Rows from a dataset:
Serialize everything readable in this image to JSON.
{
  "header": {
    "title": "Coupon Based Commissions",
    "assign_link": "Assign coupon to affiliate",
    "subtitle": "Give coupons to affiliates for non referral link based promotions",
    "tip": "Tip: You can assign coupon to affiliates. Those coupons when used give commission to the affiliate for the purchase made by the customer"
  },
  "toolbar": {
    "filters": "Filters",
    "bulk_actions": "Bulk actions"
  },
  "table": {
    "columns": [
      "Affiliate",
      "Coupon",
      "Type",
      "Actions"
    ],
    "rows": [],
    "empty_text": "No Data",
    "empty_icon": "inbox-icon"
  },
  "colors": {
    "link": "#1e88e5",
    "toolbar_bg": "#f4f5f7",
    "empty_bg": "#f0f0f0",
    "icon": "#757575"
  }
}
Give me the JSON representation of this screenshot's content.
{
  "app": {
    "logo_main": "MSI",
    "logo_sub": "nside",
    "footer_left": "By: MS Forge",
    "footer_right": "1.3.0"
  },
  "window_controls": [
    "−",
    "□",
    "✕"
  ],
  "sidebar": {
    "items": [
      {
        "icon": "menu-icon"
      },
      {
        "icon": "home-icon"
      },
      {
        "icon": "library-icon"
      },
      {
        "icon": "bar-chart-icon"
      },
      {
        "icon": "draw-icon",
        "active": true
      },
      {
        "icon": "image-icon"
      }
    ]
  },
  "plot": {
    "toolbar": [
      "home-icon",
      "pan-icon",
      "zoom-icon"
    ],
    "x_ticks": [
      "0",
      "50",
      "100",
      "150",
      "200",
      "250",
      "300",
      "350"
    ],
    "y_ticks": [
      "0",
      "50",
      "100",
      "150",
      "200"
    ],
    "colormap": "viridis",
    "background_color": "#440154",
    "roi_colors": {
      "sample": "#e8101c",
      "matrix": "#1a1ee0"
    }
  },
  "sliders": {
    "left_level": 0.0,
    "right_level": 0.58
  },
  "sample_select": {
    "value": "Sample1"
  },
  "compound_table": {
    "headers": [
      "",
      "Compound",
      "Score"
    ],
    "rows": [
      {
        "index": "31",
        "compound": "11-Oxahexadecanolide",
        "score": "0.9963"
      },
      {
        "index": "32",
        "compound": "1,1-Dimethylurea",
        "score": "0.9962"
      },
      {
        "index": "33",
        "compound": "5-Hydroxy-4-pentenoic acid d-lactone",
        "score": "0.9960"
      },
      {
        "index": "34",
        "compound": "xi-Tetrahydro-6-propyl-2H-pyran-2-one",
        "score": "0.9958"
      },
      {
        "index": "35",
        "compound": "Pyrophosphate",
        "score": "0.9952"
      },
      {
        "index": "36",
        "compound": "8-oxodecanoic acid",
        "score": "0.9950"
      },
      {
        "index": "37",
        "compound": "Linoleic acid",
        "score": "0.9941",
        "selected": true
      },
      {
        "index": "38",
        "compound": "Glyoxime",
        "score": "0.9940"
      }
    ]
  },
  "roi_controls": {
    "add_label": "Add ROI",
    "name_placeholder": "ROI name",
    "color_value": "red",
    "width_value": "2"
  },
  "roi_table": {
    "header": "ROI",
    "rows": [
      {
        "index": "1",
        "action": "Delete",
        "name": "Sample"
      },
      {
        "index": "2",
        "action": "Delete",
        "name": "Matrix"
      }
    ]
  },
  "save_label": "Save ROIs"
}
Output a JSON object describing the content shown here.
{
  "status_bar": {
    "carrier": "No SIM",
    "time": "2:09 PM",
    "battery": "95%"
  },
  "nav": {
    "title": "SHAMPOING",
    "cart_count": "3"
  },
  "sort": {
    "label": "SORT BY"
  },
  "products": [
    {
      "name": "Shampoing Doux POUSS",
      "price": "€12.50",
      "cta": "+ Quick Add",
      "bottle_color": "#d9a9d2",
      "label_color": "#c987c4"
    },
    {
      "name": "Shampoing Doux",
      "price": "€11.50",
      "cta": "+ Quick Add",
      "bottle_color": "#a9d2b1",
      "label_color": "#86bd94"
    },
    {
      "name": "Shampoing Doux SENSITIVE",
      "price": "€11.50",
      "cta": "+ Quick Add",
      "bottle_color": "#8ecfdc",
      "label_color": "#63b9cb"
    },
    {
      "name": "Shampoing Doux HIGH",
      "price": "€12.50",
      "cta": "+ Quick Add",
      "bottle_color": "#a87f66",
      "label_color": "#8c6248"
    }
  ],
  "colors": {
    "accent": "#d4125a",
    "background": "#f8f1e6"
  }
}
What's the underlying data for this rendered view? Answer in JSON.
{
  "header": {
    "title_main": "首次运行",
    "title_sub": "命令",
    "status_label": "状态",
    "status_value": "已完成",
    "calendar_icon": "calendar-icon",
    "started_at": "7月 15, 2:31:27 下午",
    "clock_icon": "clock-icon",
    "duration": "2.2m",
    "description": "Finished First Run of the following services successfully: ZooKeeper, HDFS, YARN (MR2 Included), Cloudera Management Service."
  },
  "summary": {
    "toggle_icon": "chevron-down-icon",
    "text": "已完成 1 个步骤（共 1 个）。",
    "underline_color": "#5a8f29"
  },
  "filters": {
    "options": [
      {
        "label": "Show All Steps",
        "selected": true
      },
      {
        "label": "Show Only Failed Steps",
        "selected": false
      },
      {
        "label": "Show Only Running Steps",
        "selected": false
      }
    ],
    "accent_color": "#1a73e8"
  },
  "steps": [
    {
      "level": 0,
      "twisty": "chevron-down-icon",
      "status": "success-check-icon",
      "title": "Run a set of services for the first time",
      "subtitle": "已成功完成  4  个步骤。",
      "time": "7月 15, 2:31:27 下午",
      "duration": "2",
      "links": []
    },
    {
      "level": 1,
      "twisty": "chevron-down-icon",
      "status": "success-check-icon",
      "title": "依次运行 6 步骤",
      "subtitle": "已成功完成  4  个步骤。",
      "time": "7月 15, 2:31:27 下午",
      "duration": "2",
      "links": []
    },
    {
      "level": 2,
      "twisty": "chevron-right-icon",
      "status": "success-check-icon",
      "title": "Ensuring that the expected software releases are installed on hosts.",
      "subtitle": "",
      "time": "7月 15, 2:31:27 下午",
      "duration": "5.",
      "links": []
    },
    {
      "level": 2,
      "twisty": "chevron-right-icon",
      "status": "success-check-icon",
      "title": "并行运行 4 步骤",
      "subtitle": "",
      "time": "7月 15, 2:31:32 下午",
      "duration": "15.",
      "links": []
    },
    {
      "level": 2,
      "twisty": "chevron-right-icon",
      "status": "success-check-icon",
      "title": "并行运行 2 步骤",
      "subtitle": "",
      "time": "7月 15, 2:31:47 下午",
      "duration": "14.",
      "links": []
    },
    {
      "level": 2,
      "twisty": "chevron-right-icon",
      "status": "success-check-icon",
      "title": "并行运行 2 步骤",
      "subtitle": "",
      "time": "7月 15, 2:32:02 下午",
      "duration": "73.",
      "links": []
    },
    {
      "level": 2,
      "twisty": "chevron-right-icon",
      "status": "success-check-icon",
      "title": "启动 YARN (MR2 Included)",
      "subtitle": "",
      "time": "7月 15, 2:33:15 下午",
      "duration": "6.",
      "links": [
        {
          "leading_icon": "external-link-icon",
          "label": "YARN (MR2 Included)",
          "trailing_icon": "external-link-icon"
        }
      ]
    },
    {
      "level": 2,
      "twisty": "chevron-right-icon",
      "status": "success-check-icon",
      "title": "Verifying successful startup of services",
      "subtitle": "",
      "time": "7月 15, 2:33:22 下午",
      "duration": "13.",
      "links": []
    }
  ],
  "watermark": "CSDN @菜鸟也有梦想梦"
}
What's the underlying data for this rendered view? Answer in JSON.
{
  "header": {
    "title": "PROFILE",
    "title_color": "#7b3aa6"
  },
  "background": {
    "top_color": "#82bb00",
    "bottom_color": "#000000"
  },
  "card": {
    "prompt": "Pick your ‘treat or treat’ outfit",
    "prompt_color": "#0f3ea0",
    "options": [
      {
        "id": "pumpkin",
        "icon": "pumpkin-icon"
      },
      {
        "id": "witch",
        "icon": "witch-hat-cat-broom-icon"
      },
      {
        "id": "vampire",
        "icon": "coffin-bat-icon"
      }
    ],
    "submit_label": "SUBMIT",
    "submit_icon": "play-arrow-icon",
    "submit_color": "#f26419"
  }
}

= Task =
Go through the records and show every line with the string "content" in it.

= Final result =
Give me the JSON representation of this screenshot's content.
Output a JSON object describing the content shown here.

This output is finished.